» Brief:
Could you copy the records verbatim, from their first line through the line that contains "theme-link-2[interactable]: Tema 2", with both ends included?

» Material supplied:
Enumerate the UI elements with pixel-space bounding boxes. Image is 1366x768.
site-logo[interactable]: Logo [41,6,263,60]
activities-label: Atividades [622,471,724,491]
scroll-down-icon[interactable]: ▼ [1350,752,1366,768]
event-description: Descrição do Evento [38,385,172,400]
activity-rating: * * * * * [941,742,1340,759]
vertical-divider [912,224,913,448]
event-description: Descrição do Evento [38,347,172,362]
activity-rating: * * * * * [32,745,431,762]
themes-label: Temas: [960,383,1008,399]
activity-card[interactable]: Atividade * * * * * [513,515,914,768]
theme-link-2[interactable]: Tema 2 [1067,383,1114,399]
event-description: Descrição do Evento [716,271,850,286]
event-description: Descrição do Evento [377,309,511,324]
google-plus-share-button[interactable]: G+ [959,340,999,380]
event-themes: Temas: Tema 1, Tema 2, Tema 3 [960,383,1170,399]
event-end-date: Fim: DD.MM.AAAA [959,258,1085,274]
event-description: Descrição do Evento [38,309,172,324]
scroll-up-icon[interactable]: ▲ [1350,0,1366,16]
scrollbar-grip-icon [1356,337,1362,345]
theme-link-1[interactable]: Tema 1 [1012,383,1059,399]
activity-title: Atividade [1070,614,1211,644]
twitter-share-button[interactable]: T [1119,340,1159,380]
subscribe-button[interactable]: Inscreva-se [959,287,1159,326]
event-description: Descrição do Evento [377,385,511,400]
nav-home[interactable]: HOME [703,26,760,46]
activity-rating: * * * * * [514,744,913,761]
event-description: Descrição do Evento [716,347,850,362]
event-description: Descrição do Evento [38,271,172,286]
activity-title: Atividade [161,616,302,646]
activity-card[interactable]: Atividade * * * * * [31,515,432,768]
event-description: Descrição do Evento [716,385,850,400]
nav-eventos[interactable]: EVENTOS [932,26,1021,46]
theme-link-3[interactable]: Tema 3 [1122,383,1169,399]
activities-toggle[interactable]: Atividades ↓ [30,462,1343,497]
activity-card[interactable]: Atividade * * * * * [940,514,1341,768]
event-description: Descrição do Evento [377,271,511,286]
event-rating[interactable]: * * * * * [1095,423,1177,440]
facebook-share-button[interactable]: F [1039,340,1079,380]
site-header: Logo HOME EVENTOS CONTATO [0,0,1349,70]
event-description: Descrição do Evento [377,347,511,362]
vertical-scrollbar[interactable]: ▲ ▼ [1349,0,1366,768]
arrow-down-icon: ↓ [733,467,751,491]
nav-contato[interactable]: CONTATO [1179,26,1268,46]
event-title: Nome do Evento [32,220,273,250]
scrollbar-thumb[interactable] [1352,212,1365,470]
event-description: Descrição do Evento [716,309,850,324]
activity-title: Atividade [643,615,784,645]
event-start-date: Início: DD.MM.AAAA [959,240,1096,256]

» Task answer:
Enumerate the UI elements with pixel-space bounding boxes. Image is 1366x768.
site-logo[interactable]: Logo [41,6,263,60]
activities-label: Atividades [622,471,724,491]
scroll-down-icon[interactable]: ▼ [1350,752,1366,768]
event-description: Descrição do Evento [38,385,172,400]
activity-rating: * * * * * [941,742,1340,759]
vertical-divider [912,224,913,448]
event-description: Descrição do Evento [38,347,172,362]
activity-rating: * * * * * [32,745,431,762]
themes-label: Temas: [960,383,1008,399]
activity-card[interactable]: Atividade * * * * * [513,515,914,768]
theme-link-2[interactable]: Tema 2 [1067,383,1114,399]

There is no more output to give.